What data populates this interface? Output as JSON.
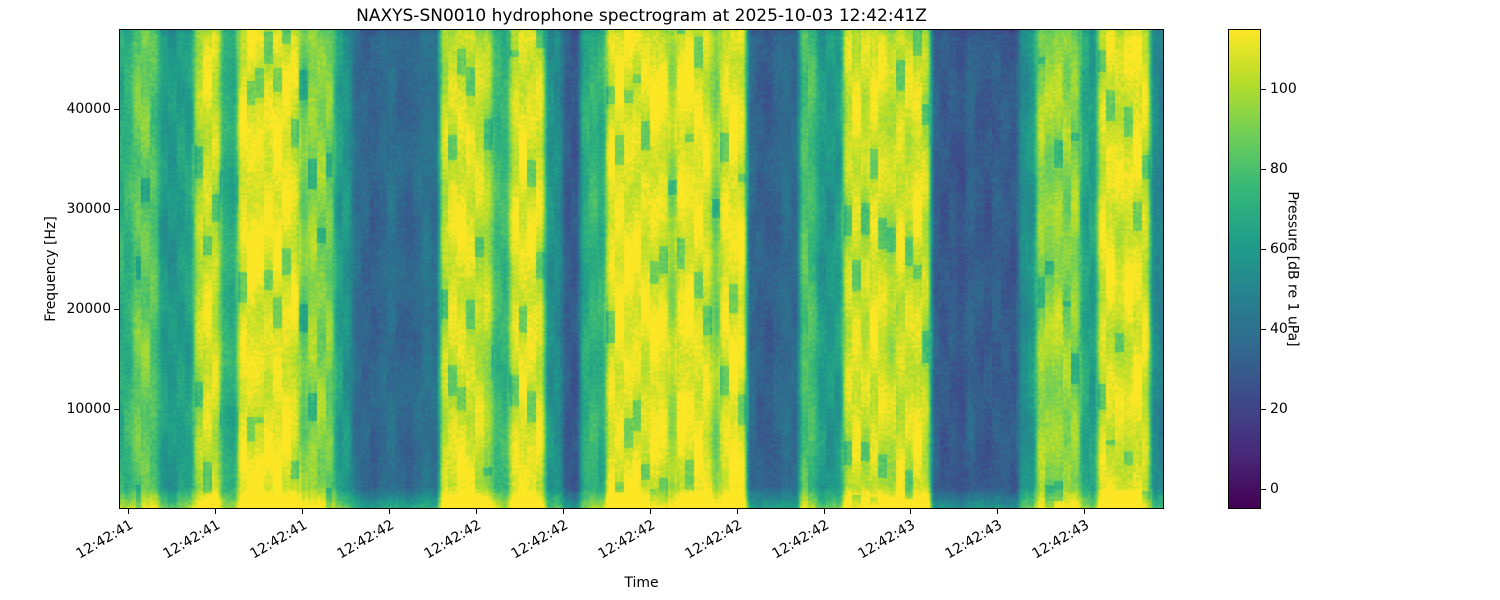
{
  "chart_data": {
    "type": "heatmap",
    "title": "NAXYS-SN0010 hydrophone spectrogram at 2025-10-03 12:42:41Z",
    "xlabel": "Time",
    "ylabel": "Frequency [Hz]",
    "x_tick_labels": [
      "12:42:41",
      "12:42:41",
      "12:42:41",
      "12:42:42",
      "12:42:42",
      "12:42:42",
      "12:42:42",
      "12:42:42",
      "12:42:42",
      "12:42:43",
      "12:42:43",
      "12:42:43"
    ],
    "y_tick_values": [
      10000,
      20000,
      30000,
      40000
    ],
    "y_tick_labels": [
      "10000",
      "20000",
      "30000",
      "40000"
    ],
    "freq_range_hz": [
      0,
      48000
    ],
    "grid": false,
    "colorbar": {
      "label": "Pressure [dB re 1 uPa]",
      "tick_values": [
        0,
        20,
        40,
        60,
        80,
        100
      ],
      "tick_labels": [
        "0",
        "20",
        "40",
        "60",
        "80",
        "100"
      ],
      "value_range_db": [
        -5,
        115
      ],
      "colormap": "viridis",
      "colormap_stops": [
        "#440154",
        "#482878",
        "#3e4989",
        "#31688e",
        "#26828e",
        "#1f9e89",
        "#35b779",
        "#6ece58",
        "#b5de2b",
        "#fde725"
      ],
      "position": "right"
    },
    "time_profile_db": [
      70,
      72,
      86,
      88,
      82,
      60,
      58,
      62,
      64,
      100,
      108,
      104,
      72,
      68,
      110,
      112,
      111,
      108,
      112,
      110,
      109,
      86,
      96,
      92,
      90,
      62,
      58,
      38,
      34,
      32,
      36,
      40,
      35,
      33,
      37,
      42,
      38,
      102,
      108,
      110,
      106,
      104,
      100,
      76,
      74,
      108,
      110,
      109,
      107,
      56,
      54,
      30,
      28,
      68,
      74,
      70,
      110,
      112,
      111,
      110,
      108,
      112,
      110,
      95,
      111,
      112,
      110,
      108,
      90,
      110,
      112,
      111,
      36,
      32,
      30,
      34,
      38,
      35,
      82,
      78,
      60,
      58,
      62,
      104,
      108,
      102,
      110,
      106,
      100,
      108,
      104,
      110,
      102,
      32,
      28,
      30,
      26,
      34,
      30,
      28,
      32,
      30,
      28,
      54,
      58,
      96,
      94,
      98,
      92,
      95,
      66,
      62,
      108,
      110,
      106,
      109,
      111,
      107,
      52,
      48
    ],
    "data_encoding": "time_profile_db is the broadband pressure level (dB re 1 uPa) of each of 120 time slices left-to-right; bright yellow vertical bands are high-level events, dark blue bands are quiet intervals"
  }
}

__Given exercise__: Transcribe all entries above exactly. Drop the pictures.

__Output below__:
What data populates this interface? Output as JSON.
{
  "chart_data": {
    "type": "heatmap",
    "title": "NAXYS-SN0010 hydrophone spectrogram at 2025-10-03 12:42:41Z",
    "xlabel": "Time",
    "ylabel": "Frequency [Hz]",
    "x_tick_labels": [
      "12:42:41",
      "12:42:41",
      "12:42:41",
      "12:42:42",
      "12:42:42",
      "12:42:42",
      "12:42:42",
      "12:42:42",
      "12:42:42",
      "12:42:43",
      "12:42:43",
      "12:42:43"
    ],
    "y_tick_values": [
      10000,
      20000,
      30000,
      40000
    ],
    "y_tick_labels": [
      "10000",
      "20000",
      "30000",
      "40000"
    ],
    "freq_range_hz": [
      0,
      48000
    ],
    "grid": false,
    "colorbar": {
      "label": "Pressure [dB re 1 uPa]",
      "tick_values": [
        0,
        20,
        40,
        60,
        80,
        100
      ],
      "tick_labels": [
        "0",
        "20",
        "40",
        "60",
        "80",
        "100"
      ],
      "value_range_db": [
        -5,
        115
      ],
      "colormap": "viridis",
      "colormap_stops": [
        "#440154",
        "#482878",
        "#3e4989",
        "#31688e",
        "#26828e",
        "#1f9e89",
        "#35b779",
        "#6ece58",
        "#b5de2b",
        "#fde725"
      ],
      "position": "right"
    },
    "time_profile_db": [
      70,
      72,
      86,
      88,
      82,
      60,
      58,
      62,
      64,
      100,
      108,
      104,
      72,
      68,
      110,
      112,
      111,
      108,
      112,
      110,
      109,
      86,
      96,
      92,
      90,
      62,
      58,
      38,
      34,
      32,
      36,
      40,
      35,
      33,
      37,
      42,
      38,
      102,
      108,
      110,
      106,
      104,
      100,
      76,
      74,
      108,
      110,
      109,
      107,
      56,
      54,
      30,
      28,
      68,
      74,
      70,
      110,
      112,
      111,
      110,
      108,
      112,
      110,
      95,
      111,
      112,
      110,
      108,
      90,
      110,
      112,
      111,
      36,
      32,
      30,
      34,
      38,
      35,
      82,
      78,
      60,
      58,
      62,
      104,
      108,
      102,
      110,
      106,
      100,
      108,
      104,
      110,
      102,
      32,
      28,
      30,
      26,
      34,
      30,
      28,
      32,
      30,
      28,
      54,
      58,
      96,
      94,
      98,
      92,
      95,
      66,
      62,
      108,
      110,
      106,
      109,
      111,
      107,
      52,
      48
    ],
    "data_encoding": "time_profile_db is the broadband pressure level (dB re 1 uPa) of each of 120 time slices left-to-right; bright yellow vertical bands are high-level events, dark blue bands are quiet intervals"
  }
}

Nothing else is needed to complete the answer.